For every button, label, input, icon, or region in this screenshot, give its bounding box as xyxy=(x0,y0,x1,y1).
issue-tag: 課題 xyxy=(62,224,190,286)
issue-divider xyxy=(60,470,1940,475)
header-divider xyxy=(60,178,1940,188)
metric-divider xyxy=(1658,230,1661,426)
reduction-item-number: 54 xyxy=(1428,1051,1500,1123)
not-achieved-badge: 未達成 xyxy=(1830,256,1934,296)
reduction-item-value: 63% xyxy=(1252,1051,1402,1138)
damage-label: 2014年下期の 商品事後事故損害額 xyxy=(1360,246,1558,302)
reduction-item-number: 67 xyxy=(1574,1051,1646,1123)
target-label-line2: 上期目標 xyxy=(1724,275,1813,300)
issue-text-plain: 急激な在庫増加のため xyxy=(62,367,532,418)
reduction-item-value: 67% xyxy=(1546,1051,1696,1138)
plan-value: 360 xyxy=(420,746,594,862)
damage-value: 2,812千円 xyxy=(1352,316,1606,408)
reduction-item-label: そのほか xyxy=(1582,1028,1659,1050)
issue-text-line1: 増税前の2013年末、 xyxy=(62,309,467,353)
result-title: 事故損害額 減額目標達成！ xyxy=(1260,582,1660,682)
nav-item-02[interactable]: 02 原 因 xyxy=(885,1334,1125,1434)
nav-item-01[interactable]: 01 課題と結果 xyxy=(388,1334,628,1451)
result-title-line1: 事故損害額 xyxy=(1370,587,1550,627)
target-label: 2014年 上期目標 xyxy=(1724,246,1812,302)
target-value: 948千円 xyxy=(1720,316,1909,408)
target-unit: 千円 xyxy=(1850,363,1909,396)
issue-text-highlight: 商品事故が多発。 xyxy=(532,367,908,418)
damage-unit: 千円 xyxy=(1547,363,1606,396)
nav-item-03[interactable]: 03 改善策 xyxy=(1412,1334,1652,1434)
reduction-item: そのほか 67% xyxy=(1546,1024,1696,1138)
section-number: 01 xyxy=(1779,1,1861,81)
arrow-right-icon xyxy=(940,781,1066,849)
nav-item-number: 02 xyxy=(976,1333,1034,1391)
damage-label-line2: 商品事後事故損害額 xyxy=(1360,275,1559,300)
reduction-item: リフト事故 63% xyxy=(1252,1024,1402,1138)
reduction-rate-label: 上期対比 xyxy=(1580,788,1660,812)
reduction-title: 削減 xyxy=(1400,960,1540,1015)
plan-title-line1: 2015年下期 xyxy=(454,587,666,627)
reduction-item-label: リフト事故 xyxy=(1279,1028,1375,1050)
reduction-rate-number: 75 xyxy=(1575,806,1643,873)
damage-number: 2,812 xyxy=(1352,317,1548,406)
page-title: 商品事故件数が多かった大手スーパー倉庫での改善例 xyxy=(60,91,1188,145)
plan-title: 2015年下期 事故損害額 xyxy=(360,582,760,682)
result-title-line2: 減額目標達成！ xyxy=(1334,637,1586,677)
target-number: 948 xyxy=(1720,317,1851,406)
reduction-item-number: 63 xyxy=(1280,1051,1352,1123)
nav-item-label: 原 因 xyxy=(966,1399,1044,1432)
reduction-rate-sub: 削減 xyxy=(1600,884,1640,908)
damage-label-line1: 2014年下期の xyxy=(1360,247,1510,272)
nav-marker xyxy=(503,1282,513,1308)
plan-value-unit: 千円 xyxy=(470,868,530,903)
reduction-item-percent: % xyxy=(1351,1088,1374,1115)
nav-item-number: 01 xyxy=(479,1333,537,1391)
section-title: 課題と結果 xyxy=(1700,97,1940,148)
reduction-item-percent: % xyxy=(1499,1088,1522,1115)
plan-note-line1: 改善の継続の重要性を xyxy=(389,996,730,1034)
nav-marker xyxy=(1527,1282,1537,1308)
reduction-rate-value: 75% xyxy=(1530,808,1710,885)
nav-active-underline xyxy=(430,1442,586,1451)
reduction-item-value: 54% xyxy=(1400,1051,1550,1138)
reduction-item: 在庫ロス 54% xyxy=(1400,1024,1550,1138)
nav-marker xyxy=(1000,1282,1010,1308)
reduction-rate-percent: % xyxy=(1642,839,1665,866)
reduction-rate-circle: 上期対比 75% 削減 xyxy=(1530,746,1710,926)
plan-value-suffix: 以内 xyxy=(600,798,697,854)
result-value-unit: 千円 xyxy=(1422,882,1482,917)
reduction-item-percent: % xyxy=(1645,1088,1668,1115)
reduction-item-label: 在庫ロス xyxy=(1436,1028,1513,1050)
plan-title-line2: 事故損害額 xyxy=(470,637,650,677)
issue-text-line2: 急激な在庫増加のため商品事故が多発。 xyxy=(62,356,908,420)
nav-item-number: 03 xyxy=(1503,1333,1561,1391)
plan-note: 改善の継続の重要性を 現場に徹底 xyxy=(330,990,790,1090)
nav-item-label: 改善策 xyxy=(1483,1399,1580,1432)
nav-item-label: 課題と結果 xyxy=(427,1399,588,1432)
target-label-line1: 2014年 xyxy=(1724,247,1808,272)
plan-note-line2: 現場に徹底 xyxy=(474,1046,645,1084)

§ Stated problem:
Rewrite the entries above, changing each "nav-marker" to "nav-dot" and leaving everything else the same.

§ Task solution:
For every button, label, input, icon, or region in this screenshot, give its bounding box as xyxy=(x0,y0,x1,y1).
issue-tag: 課題 xyxy=(62,224,190,286)
issue-divider xyxy=(60,470,1940,475)
header-divider xyxy=(60,178,1940,188)
metric-divider xyxy=(1658,230,1661,426)
reduction-item-number: 54 xyxy=(1428,1051,1500,1123)
not-achieved-badge: 未達成 xyxy=(1830,256,1934,296)
reduction-item-value: 63% xyxy=(1252,1051,1402,1138)
damage-label: 2014年下期の 商品事後事故損害額 xyxy=(1360,246,1558,302)
reduction-item-number: 67 xyxy=(1574,1051,1646,1123)
target-label-line2: 上期目標 xyxy=(1724,275,1813,300)
issue-text-plain: 急激な在庫増加のため xyxy=(62,367,532,418)
reduction-item-value: 67% xyxy=(1546,1051,1696,1138)
plan-value: 360 xyxy=(420,746,594,862)
damage-value: 2,812千円 xyxy=(1352,316,1606,408)
reduction-item-label: そのほか xyxy=(1582,1028,1659,1050)
issue-text-line1: 増税前の2013年末、 xyxy=(62,309,467,353)
result-title: 事故損害額 減額目標達成！ xyxy=(1260,582,1660,682)
nav-item-02[interactable]: 02 原 因 xyxy=(885,1334,1125,1434)
nav-item-01[interactable]: 01 課題と結果 xyxy=(388,1334,628,1451)
result-title-line1: 事故損害額 xyxy=(1370,587,1550,627)
target-label: 2014年 上期目標 xyxy=(1724,246,1812,302)
target-value: 948千円 xyxy=(1720,316,1909,408)
target-unit: 千円 xyxy=(1850,363,1909,396)
issue-text-highlight: 商品事故が多発。 xyxy=(532,367,908,418)
damage-unit: 千円 xyxy=(1547,363,1606,396)
nav-item-03[interactable]: 03 改善策 xyxy=(1412,1334,1652,1434)
reduction-item: そのほか 67% xyxy=(1546,1024,1696,1138)
section-number: 01 xyxy=(1779,1,1861,81)
arrow-right-icon xyxy=(940,781,1066,849)
nav-item-number: 02 xyxy=(976,1333,1034,1391)
damage-label-line2: 商品事後事故損害額 xyxy=(1360,275,1559,300)
reduction-item: リフト事故 63% xyxy=(1252,1024,1402,1138)
reduction-rate-label: 上期対比 xyxy=(1580,788,1660,812)
reduction-title: 削減 xyxy=(1400,960,1540,1015)
plan-title-line1: 2015年下期 xyxy=(454,587,666,627)
reduction-item-label: リフト事故 xyxy=(1279,1028,1375,1050)
reduction-rate-number: 75 xyxy=(1575,806,1643,873)
damage-number: 2,812 xyxy=(1352,317,1548,406)
page-title: 商品事故件数が多かった大手スーパー倉庫での改善例 xyxy=(60,91,1188,145)
plan-title: 2015年下期 事故損害額 xyxy=(360,582,760,682)
result-title-line2: 減額目標達成！ xyxy=(1334,637,1586,677)
target-number: 948 xyxy=(1720,317,1851,406)
reduction-item-number: 63 xyxy=(1280,1051,1352,1123)
nav-item-label: 原 因 xyxy=(966,1399,1044,1432)
reduction-rate-sub: 削減 xyxy=(1600,884,1640,908)
damage-label-line1: 2014年下期の xyxy=(1360,247,1510,272)
nav-dot xyxy=(503,1282,513,1308)
plan-value-unit: 千円 xyxy=(470,868,530,903)
reduction-item-percent: % xyxy=(1351,1088,1374,1115)
nav-item-number: 01 xyxy=(479,1333,537,1391)
section-title: 課題と結果 xyxy=(1700,97,1940,148)
reduction-item-percent: % xyxy=(1499,1088,1522,1115)
plan-note-line1: 改善の継続の重要性を xyxy=(389,996,730,1034)
nav-dot xyxy=(1527,1282,1537,1308)
reduction-rate-value: 75% xyxy=(1530,808,1710,885)
nav-active-underline xyxy=(430,1442,586,1451)
reduction-item-value: 54% xyxy=(1400,1051,1550,1138)
reduction-item: 在庫ロス 54% xyxy=(1400,1024,1550,1138)
nav-dot xyxy=(1000,1282,1010,1308)
reduction-rate-percent: % xyxy=(1642,839,1665,866)
reduction-rate-circle: 上期対比 75% 削減 xyxy=(1530,746,1710,926)
plan-value-suffix: 以内 xyxy=(600,798,697,854)
result-value-unit: 千円 xyxy=(1422,882,1482,917)
reduction-item-percent: % xyxy=(1645,1088,1668,1115)
reduction-item-label: 在庫ロス xyxy=(1436,1028,1513,1050)
plan-title-line2: 事故損害額 xyxy=(470,637,650,677)
issue-text-line2: 急激な在庫増加のため商品事故が多発。 xyxy=(62,356,908,420)
nav-item-number: 03 xyxy=(1503,1333,1561,1391)
plan-note: 改善の継続の重要性を 現場に徹底 xyxy=(330,990,790,1090)
nav-item-label: 改善策 xyxy=(1483,1399,1580,1432)
nav-item-label: 課題と結果 xyxy=(427,1399,588,1432)
target-label-line1: 2014年 xyxy=(1724,247,1808,272)
plan-note-line2: 現場に徹底 xyxy=(474,1046,645,1084)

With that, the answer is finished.